Understanding Data Engineering from First Principles
I already attempted to explain what data engineering is aboout, but a recent conversation at work made me explain the topic from a different perspective.
First, some context…
I happen to work with a cross-functional team, but seriously cross-functional! The team has front-end engineers, back-end engineers, mobile engineers, data engineers, and data scientists. The team has the benefit of allowing more senior team members to expand their skill set and become T-shaped engineers capable of contributing across the team’s tech real state, including data engineering.
I have the pleasure of working with Nikhil, a very talented Senior Backend Engineer. He is experienced and has a solid understanding of computer science and software engineering, and demonstrates it by building scalable and elegant software solutions using Golang. To keep the story short, the team recognizes him as an expert.
The mission of the team is to enable Experimentation (A/B Testing) in the organization. This requires assigning users to experiment variants, collecting events from client and server applications, storing and organizing those events, computing metrics, and statistical tests, and finally, displaying the experiment results.
Our story starts when Nikhil approached me to understand what’s the deal with Data Engineering.
Initial frustrations
Paraphrasing the conversation:
Man, I’m trying to understand how the data crunching jobs fit into the system. Every time I ask around I just get names of technologies and tools… Airflow this, Spark that, Snowflake there, DBT here, Delta above, Parquet below, S3 under everything, Data Catalog on top (plus all the internal tools I skipped 🥲)… But what exactly is Data Engineering from a systems perspective?
My first reaction was
I feel you, bro.
My initial assessment
I was talking to someone who has used many flavors of relational and non-relational databases, AMQP and log-based message queues, and coordinated microservices using choreography and orchestration patterns. Nikhil doesn’t need to learn tools. He is looking for something deeper, more subtle, and more meaningful… how to reason about data engineering.
I also recognized that Nikhil follows best practices to evolve an architecture: understand the domain, understand the problem space, map it to the solution space, and then select technologies based on their tradeoffs and their relevance to the problem and solution space.

● **What the exercise asks**:
Can you print out everything in the data engineering post from "I have the pleasure" down to "the experiment results.", word for word? The listing that comes next has no role in this.

● **Data block**:
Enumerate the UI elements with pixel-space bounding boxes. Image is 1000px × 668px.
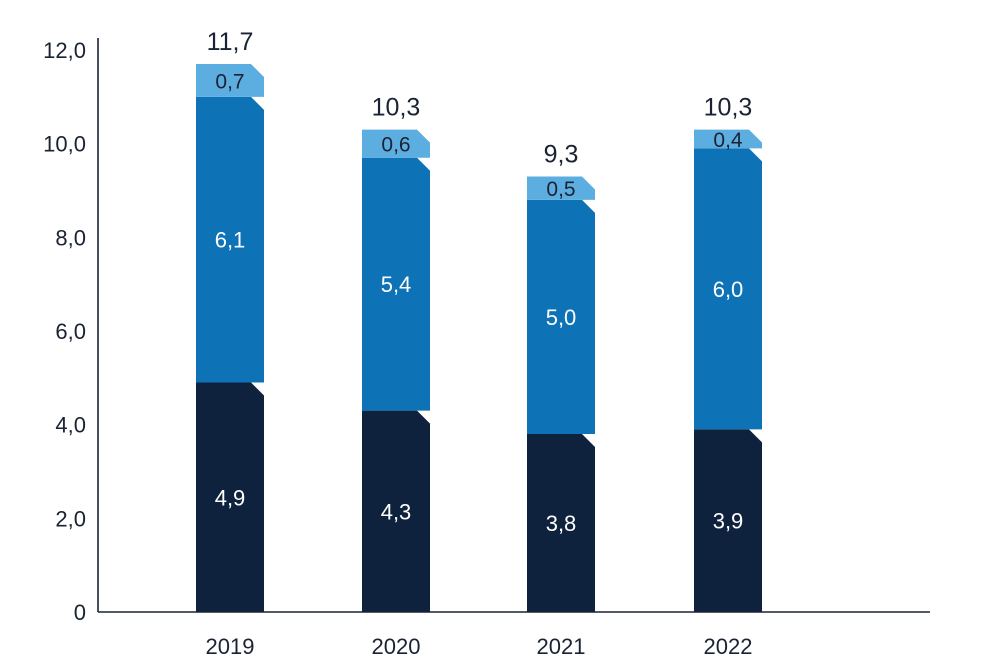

● **Final result**:
I have the pleasure of working with Nikhil, a very talented Senior Backend Engineer. He is experienced and has a solid understanding of computer science and software engineering, and demonstrates it by building scalable and elegant software solutions using Golang. To keep the story short, the team recognizes him as an expert.
The mission of the team is to enable Experimentation (A/B Testing) in the organization. This requires assigning users to experiment variants, collecting events from client and server applications, storing and organizing those events, computing metrics, and statistical tests, and finally, displaying the experiment results.